-- REQUIREMENTS --
Reproduce all of the data exactly.

-- EXERCISE INPUT --

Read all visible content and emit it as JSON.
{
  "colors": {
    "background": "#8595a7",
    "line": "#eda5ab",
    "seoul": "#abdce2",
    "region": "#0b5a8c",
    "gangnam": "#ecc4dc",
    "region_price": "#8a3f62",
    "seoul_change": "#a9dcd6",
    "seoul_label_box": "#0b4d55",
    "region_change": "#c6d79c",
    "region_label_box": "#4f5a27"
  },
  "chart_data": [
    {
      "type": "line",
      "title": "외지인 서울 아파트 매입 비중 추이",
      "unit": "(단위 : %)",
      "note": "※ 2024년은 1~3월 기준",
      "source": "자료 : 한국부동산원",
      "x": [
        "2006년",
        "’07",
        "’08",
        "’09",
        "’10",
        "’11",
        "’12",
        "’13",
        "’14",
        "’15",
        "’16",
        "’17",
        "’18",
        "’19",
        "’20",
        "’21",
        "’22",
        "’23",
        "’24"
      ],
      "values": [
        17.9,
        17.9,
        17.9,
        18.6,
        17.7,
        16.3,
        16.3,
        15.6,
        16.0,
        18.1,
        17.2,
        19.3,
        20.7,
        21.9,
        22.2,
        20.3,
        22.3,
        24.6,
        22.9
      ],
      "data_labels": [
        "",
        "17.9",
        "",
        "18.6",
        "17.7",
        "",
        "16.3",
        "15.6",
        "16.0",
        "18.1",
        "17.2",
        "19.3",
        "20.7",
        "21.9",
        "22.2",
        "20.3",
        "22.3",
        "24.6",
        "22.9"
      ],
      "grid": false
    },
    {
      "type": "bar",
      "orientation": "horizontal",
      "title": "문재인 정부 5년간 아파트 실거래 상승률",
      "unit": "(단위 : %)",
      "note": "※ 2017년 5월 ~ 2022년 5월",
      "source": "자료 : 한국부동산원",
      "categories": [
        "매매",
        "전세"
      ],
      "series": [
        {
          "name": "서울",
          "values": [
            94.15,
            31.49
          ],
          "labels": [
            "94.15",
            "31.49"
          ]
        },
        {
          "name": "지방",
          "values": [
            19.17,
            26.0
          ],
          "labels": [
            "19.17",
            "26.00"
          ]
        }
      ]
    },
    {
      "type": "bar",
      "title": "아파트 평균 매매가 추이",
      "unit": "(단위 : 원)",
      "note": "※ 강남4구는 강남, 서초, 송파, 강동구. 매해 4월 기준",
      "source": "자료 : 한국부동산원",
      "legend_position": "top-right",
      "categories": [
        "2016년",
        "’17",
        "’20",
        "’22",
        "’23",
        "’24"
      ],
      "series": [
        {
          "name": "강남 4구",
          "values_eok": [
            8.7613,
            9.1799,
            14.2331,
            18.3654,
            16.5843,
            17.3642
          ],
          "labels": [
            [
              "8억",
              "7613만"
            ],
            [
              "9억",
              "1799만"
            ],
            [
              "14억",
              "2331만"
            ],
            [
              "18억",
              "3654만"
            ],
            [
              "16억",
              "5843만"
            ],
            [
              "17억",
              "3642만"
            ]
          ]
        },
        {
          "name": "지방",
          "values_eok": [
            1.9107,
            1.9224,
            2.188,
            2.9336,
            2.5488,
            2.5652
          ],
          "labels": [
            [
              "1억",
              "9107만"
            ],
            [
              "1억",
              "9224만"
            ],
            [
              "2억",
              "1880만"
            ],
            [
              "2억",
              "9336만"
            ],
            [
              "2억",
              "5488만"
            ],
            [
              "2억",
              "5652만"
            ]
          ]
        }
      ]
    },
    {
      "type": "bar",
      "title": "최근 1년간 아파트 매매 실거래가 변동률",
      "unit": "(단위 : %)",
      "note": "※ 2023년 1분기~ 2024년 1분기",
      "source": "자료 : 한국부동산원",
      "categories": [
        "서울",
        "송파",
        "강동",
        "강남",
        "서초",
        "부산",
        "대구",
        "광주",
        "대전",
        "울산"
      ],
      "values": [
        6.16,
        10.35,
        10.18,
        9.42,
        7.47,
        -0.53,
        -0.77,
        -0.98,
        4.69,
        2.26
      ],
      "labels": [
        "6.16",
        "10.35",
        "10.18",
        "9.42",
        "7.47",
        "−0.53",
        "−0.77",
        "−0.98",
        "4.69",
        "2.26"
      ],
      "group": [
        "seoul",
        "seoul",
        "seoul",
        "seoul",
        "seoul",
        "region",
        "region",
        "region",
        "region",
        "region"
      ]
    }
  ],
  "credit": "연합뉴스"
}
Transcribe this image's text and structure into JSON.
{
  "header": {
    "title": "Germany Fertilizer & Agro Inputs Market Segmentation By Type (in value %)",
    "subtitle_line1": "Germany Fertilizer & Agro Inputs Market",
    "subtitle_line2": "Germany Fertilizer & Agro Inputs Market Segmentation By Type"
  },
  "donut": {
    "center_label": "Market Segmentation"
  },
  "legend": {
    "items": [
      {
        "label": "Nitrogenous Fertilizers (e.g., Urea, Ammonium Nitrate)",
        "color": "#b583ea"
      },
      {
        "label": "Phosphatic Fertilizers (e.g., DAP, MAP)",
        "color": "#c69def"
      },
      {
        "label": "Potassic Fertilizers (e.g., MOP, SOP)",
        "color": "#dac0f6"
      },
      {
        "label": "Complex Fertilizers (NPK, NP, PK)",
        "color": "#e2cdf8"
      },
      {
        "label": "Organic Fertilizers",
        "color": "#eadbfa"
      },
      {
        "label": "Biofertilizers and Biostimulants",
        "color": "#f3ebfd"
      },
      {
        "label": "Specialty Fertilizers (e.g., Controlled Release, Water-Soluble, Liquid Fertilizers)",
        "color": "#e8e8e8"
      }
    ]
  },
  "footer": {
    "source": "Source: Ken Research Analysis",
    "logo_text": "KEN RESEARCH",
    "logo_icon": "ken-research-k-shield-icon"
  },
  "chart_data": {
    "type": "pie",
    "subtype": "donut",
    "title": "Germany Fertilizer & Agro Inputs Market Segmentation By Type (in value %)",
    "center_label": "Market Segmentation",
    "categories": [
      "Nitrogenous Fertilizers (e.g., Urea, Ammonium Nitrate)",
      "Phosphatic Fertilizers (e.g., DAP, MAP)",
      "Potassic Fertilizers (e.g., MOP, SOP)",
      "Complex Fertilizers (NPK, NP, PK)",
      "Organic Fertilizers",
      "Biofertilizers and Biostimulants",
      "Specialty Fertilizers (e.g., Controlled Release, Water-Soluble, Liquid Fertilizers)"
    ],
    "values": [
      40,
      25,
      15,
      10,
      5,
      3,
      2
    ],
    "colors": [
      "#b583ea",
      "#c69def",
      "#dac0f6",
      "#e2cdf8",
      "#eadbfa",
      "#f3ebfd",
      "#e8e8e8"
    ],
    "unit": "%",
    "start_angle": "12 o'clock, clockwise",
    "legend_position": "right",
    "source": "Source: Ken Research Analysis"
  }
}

-- EXERCISE OUTPUT --
Read all visible content and emit it as JSON.
{
  "colors": {
    "background": "#8595a7",
    "line": "#eda5ab",
    "seoul": "#abdce2",
    "region": "#0b5a8c",
    "gangnam": "#ecc4dc",
    "region_price": "#8a3f62",
    "seoul_change": "#a9dcd6",
    "seoul_label_box": "#0b4d55",
    "region_change": "#c6d79c",
    "region_label_box": "#4f5a27"
  },
  "chart_data": [
    {
      "type": "line",
      "title": "외지인 서울 아파트 매입 비중 추이",
      "unit": "(단위 : %)",
      "note": "※ 2024년은 1~3월 기준",
      "source": "자료 : 한국부동산원",
      "x": [
        "2006년",
        "’07",
        "’08",
        "’09",
        "’10",
        "’11",
        "’12",
        "’13",
        "’14",
        "’15",
        "’16",
        "’17",
        "’18",
        "’19",
        "’20",
        "’21",
        "’22",
        "’23",
        "’24"
      ],
      "values": [
        17.9,
        17.9,
        17.9,
        18.6,
        17.7,
        16.3,
        16.3,
        15.6,
        16.0,
        18.1,
        17.2,
        19.3,
        20.7,
        21.9,
        22.2,
        20.3,
        22.3,
        24.6,
        22.9
      ],
      "data_labels": [
        "",
        "17.9",
        "",
        "18.6",
        "17.7",
        "",
        "16.3",
        "15.6",
        "16.0",
        "18.1",
        "17.2",
        "19.3",
        "20.7",
        "21.9",
        "22.2",
        "20.3",
        "22.3",
        "24.6",
        "22.9"
      ],
      "grid": false
    },
    {
      "type": "bar",
      "orientation": "horizontal",
      "title": "문재인 정부 5년간 아파트 실거래 상승률",
      "unit": "(단위 : %)",
      "note": "※ 2017년 5월 ~ 2022년 5월",
      "source": "자료 : 한국부동산원",
      "categories": [
        "매매",
        "전세"
      ],
      "series": [
        {
          "name": "서울",
          "values": [
            94.15,
            31.49
          ],
          "labels": [
            "94.15",
            "31.49"
          ]
        },
        {
          "name": "지방",
          "values": [
            19.17,
            26.0
          ],
          "labels": [
            "19.17",
            "26.00"
          ]
        }
      ]
    },
    {
      "type": "bar",
      "title": "아파트 평균 매매가 추이",
      "unit": "(단위 : 원)",
      "note": "※ 강남4구는 강남, 서초, 송파, 강동구. 매해 4월 기준",
      "source": "자료 : 한국부동산원",
      "legend_position": "top-right",
      "categories": [
        "2016년",
        "’17",
        "’20",
        "’22",
        "’23",
        "’24"
      ],
      "series": [
        {
          "name": "강남 4구",
          "values_eok": [
            8.7613,
            9.1799,
            14.2331,
            18.3654,
            16.5843,
            17.3642
          ],
          "labels": [
            [
              "8억",
              "7613만"
            ],
            [
              "9억",
              "1799만"
            ],
            [
              "14억",
              "2331만"
            ],
            [
              "18억",
              "3654만"
            ],
            [
              "16억",
              "5843만"
            ],
            [
              "17억",
              "3642만"
            ]
          ]
        },
        {
          "name": "지방",
          "values_eok": [
            1.9107,
            1.9224,
            2.188,
            2.9336,
            2.5488,
            2.5652
          ],
          "labels": [
            [
              "1억",
              "9107만"
            ],
            [
              "1억",
              "9224만"
            ],
            [
              "2억",
              "1880만"
            ],
            [
              "2억",
              "9336만"
            ],
            [
              "2억",
              "5488만"
            ],
            [
              "2억",
              "5652만"
            ]
          ]
        }
      ]
    },
    {
      "type": "bar",
      "title": "최근 1년간 아파트 매매 실거래가 변동률",
      "unit": "(단위 : %)",
      "note": "※ 2023년 1분기~ 2024년 1분기",
      "source": "자료 : 한국부동산원",
      "categories": [
        "서울",
        "송파",
        "강동",
        "강남",
        "서초",
        "부산",
        "대구",
        "광주",
        "대전",
        "울산"
      ],
      "values": [
        6.16,
        10.35,
        10.18,
        9.42,
        7.47,
        -0.53,
        -0.77,
        -0.98,
        4.69,
        2.26
      ],
      "labels": [
        "6.16",
        "10.35",
        "10.18",
        "9.42",
        "7.47",
        "−0.53",
        "−0.77",
        "−0.98",
        "4.69",
        "2.26"
      ],
      "group": [
        "seoul",
        "seoul",
        "seoul",
        "seoul",
        "seoul",
        "region",
        "region",
        "region",
        "region",
        "region"
      ]
    }
  ],
  "credit": "연합뉴스"
}
Transcribe this image's text and structure into JSON.
{
  "header": {
    "title": "Germany Fertilizer & Agro Inputs Market Segmentation By Type (in value %)",
    "subtitle_line1": "Germany Fertilizer & Agro Inputs Market",
    "subtitle_line2": "Germany Fertilizer & Agro Inputs Market Segmentation By Type"
  },
  "donut": {
    "center_label": "Market Segmentation"
  },
  "legend": {
    "items": [
      {
        "label": "Nitrogenous Fertilizers (e.g., Urea, Ammonium Nitrate)",
        "color": "#b583ea"
      },
      {
        "label": "Phosphatic Fertilizers (e.g., DAP, MAP)",
        "color": "#c69def"
      },
      {
        "label": "Potassic Fertilizers (e.g., MOP, SOP)",
        "color": "#dac0f6"
      },
      {
        "label": "Complex Fertilizers (NPK, NP, PK)",
        "color": "#e2cdf8"
      },
      {
        "label": "Organic Fertilizers",
        "color": "#eadbfa"
      },
      {
        "label": "Biofertilizers and Biostimulants",
        "color": "#f3ebfd"
      },
      {
        "label": "Specialty Fertilizers (e.g., Controlled Release, Water-Soluble, Liquid Fertilizers)",
        "color": "#e8e8e8"
      }
    ]
  },
  "footer": {
    "source": "Source: Ken Research Analysis",
    "logo_text": "KEN RESEARCH",
    "logo_icon": "ken-research-k-shield-icon"
  },
  "chart_data": {
    "type": "pie",
    "subtype": "donut",
    "title": "Germany Fertilizer & Agro Inputs Market Segmentation By Type (in value %)",
    "center_label": "Market Segmentation",
    "categories": [
      "Nitrogenous Fertilizers (e.g., Urea, Ammonium Nitrate)",
      "Phosphatic Fertilizers (e.g., DAP, MAP)",
      "Potassic Fertilizers (e.g., MOP, SOP)",
      "Complex Fertilizers (NPK, NP, PK)",
      "Organic Fertilizers",
      "Biofertilizers and Biostimulants",
      "Specialty Fertilizers (e.g., Controlled Release, Water-Soluble, Liquid Fertilizers)"
    ],
    "values": [
      40,
      25,
      15,
      10,
      5,
      3,
      2
    ],
    "colors": [
      "#b583ea",
      "#c69def",
      "#dac0f6",
      "#e2cdf8",
      "#eadbfa",
      "#f3ebfd",
      "#e8e8e8"
    ],
    "unit": "%",
    "start_angle": "12 o'clock, clockwise",
    "legend_position": "right",
    "source": "Source: Ken Research Analysis"
  }
}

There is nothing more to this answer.